Structured page parsing data
*** Begin section ***
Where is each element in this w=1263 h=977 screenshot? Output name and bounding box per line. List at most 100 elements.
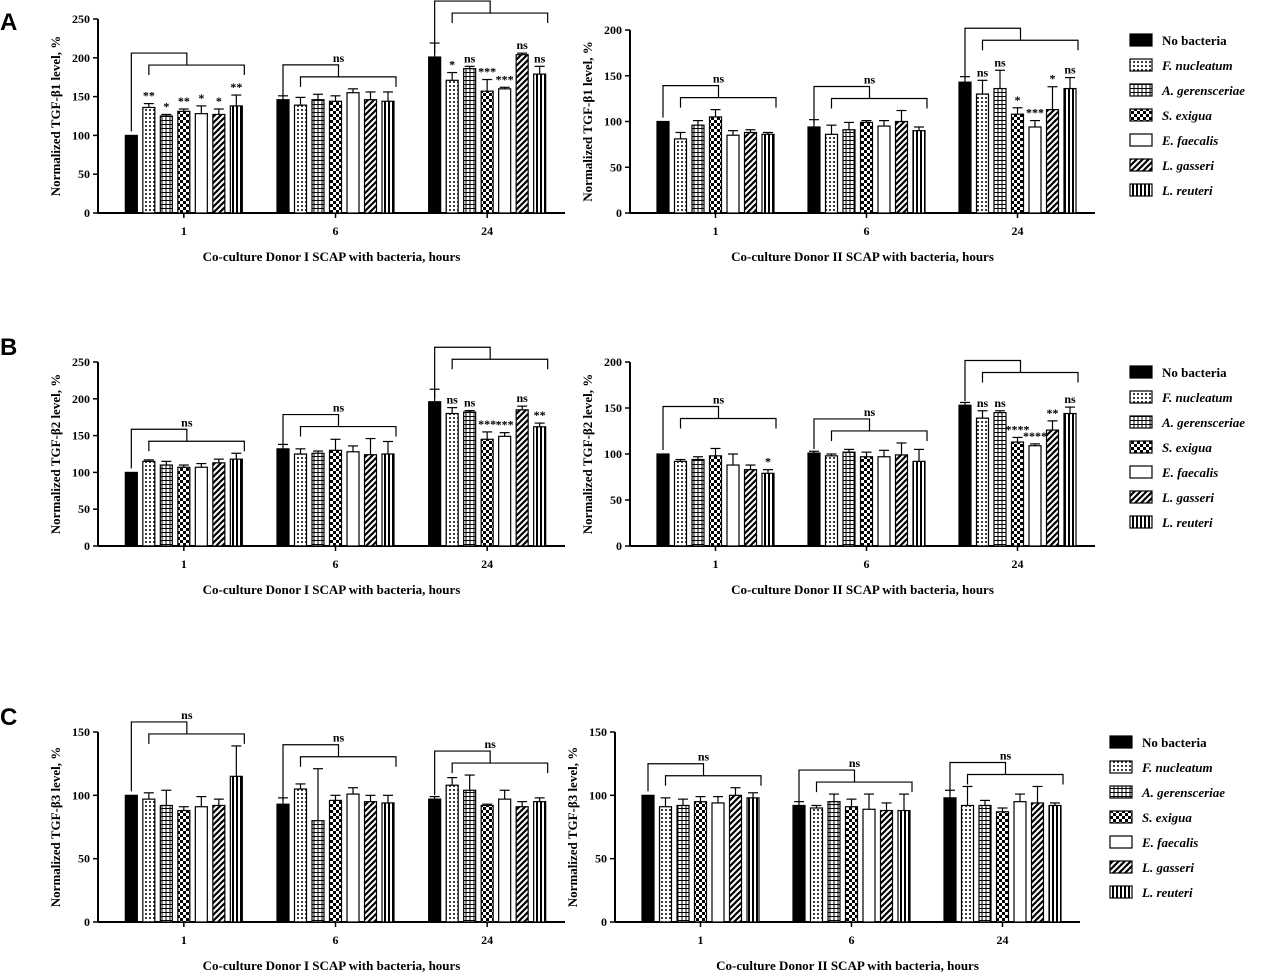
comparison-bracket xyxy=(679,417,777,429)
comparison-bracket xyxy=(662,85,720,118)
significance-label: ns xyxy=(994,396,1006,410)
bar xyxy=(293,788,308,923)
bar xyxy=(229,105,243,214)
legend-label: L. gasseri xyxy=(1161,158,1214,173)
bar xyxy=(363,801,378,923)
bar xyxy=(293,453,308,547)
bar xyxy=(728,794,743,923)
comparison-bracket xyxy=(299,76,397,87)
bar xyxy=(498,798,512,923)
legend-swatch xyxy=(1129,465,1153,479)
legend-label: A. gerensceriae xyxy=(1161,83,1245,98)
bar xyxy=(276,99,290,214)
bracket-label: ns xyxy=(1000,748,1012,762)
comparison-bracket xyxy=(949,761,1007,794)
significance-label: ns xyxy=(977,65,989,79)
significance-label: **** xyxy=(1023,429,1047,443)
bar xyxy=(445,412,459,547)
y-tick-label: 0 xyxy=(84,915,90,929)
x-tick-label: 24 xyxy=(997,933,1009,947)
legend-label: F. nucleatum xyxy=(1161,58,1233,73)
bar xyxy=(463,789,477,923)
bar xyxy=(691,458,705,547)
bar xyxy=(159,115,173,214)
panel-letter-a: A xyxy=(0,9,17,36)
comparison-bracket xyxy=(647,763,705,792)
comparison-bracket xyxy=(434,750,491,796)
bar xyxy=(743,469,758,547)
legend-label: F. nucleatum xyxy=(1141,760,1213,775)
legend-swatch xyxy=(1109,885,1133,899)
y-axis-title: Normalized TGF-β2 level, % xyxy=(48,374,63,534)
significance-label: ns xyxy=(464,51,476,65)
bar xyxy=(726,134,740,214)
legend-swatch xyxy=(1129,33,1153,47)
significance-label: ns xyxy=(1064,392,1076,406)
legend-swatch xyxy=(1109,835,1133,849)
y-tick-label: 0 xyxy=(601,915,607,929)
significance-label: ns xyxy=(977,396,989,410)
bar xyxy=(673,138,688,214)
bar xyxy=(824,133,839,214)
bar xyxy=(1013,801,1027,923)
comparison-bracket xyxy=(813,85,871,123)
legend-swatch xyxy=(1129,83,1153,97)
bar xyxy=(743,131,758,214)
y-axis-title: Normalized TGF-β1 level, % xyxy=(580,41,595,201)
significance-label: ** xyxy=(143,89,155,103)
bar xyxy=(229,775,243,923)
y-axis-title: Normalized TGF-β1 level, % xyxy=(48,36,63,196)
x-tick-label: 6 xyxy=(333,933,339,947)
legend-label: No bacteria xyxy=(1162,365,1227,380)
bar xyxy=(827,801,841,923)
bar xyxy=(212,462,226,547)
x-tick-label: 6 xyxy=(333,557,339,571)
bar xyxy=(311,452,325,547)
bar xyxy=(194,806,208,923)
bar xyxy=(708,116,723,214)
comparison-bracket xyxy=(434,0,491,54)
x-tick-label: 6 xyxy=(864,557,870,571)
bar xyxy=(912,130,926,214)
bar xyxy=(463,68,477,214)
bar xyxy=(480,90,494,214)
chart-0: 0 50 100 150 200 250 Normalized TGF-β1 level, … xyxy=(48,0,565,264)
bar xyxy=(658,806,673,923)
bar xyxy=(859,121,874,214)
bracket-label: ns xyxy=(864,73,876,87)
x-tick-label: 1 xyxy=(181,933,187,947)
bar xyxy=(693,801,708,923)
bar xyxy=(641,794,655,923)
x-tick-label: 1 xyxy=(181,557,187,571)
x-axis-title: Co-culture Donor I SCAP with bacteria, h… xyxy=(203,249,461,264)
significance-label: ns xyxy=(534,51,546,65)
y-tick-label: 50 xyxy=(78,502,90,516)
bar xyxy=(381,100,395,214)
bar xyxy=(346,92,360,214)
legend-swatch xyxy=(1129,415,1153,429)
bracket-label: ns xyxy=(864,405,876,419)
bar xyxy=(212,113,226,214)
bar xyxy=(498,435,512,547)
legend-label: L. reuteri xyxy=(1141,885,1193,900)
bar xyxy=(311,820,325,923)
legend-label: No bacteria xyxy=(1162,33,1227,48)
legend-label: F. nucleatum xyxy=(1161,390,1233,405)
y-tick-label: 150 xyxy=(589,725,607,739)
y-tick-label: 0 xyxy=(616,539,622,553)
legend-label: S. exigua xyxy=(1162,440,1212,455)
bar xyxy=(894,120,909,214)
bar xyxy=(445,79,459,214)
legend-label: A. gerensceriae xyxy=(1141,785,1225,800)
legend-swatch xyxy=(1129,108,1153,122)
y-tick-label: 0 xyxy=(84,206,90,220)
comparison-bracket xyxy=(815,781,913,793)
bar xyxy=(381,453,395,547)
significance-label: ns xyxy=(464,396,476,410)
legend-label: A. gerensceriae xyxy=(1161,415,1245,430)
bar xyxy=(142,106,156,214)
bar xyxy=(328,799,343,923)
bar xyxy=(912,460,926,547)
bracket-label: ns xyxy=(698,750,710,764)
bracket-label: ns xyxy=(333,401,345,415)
*** End section ***
What to produce: Could you please write out the entries exactly as they are, with every picture left out?

Solution:
Where is each element in this w=1263 h=977 screenshot? Output name and bounding box per line. List at most 100 elements.
comparison-bracket xyxy=(679,417,777,429)
comparison-bracket xyxy=(662,85,720,118)
significance-label: ns xyxy=(994,396,1006,410)
bar xyxy=(293,788,308,923)
bar xyxy=(229,105,243,214)
legend-label: L. gasseri xyxy=(1161,158,1214,173)
bar xyxy=(363,801,378,923)
bar xyxy=(293,453,308,547)
bar xyxy=(728,794,743,923)
comparison-bracket xyxy=(299,76,397,87)
bar xyxy=(498,798,512,923)
legend-swatch xyxy=(1129,465,1153,479)
legend-label: A. gerensceriae xyxy=(1161,83,1245,98)
bar xyxy=(276,99,290,214)
bracket-label: ns xyxy=(1000,748,1012,762)
comparison-bracket xyxy=(949,761,1007,794)
significance-label: ns xyxy=(977,65,989,79)
significance-label: **** xyxy=(1023,429,1047,443)
bar xyxy=(445,412,459,547)
y-tick-label: 0 xyxy=(84,915,90,929)
x-tick-label: 24 xyxy=(997,933,1009,947)
legend-label: F. nucleatum xyxy=(1161,58,1233,73)
bar xyxy=(463,789,477,923)
bar xyxy=(691,458,705,547)
bar xyxy=(159,115,173,214)
panel-letter-a: A xyxy=(0,9,17,36)
comparison-bracket xyxy=(647,763,705,792)
comparison-bracket xyxy=(434,750,491,796)
bar xyxy=(743,469,758,547)
legend-label: F. nucleatum xyxy=(1141,760,1213,775)
legend-swatch xyxy=(1109,885,1133,899)
y-axis-title: Normalized TGF-β2 level, % xyxy=(48,374,63,534)
significance-label: ns xyxy=(464,51,476,65)
bar xyxy=(726,134,740,214)
legend-swatch xyxy=(1129,33,1153,47)
significance-label: ns xyxy=(1064,392,1076,406)
legend-swatch xyxy=(1109,835,1133,849)
y-tick-label: 0 xyxy=(601,915,607,929)
significance-label: ns xyxy=(977,396,989,410)
bar xyxy=(673,138,688,214)
bar xyxy=(824,133,839,214)
bar xyxy=(1013,801,1027,923)
comparison-bracket xyxy=(813,85,871,123)
legend-swatch xyxy=(1129,83,1153,97)
bar xyxy=(743,131,758,214)
y-axis-title: Normalized TGF-β1 level, % xyxy=(580,41,595,201)
significance-label: ** xyxy=(143,89,155,103)
bar xyxy=(229,775,243,923)
y-axis-title: Normalized TGF-β1 level, % xyxy=(48,36,63,196)
x-tick-label: 6 xyxy=(333,933,339,947)
legend-label: No bacteria xyxy=(1162,365,1227,380)
bar xyxy=(827,801,841,923)
bar xyxy=(212,462,226,547)
x-tick-label: 6 xyxy=(333,557,339,571)
bar xyxy=(311,452,325,547)
bar xyxy=(194,806,208,923)
bar xyxy=(708,116,723,214)
comparison-bracket xyxy=(434,0,491,54)
x-tick-label: 6 xyxy=(864,557,870,571)
bar xyxy=(912,130,926,214)
bar xyxy=(463,68,477,214)
bar xyxy=(480,90,494,214)
chart-0: 0 50 100 150 200 250 Normalized TGF-β1 level, … xyxy=(48,0,565,264)
bar xyxy=(658,806,673,923)
bar xyxy=(859,121,874,214)
bracket-label: ns xyxy=(864,73,876,87)
x-tick-label: 1 xyxy=(181,933,187,947)
bar xyxy=(693,801,708,923)
bar xyxy=(641,794,655,923)
x-tick-label: 1 xyxy=(181,557,187,571)
x-axis-title: Co-culture Donor I SCAP with bacteria, h… xyxy=(203,249,461,264)
significance-label: ns xyxy=(534,51,546,65)
y-tick-label: 50 xyxy=(78,502,90,516)
bar xyxy=(381,100,395,214)
bar xyxy=(346,92,360,214)
legend-swatch xyxy=(1129,415,1153,429)
bracket-label: ns xyxy=(864,405,876,419)
bar xyxy=(212,113,226,214)
bar xyxy=(498,435,512,547)
legend-label: L. reuteri xyxy=(1141,885,1193,900)
bar xyxy=(311,820,325,923)
legend-label: No bacteria xyxy=(1162,33,1227,48)
legend-label: F. nucleatum xyxy=(1161,390,1233,405)
y-tick-label: 150 xyxy=(589,725,607,739)
y-tick-label: 0 xyxy=(616,539,622,553)
legend-label: S. exigua xyxy=(1162,440,1212,455)
bar xyxy=(894,120,909,214)
bar xyxy=(445,79,459,214)
legend-label: A. gerensceriae xyxy=(1141,785,1225,800)
legend-swatch xyxy=(1129,108,1153,122)
y-tick-label: 0 xyxy=(84,206,90,220)
comparison-bracket xyxy=(815,781,913,793)
bar xyxy=(381,453,395,547)
significance-label: ns xyxy=(464,396,476,410)
legend-label: A. gerensceriae xyxy=(1161,415,1245,430)
bar xyxy=(142,106,156,214)
bar xyxy=(328,799,343,923)
bar xyxy=(912,460,926,547)
bracket-label: ns xyxy=(698,750,710,764)
bracket-label: ns xyxy=(333,401,345,415)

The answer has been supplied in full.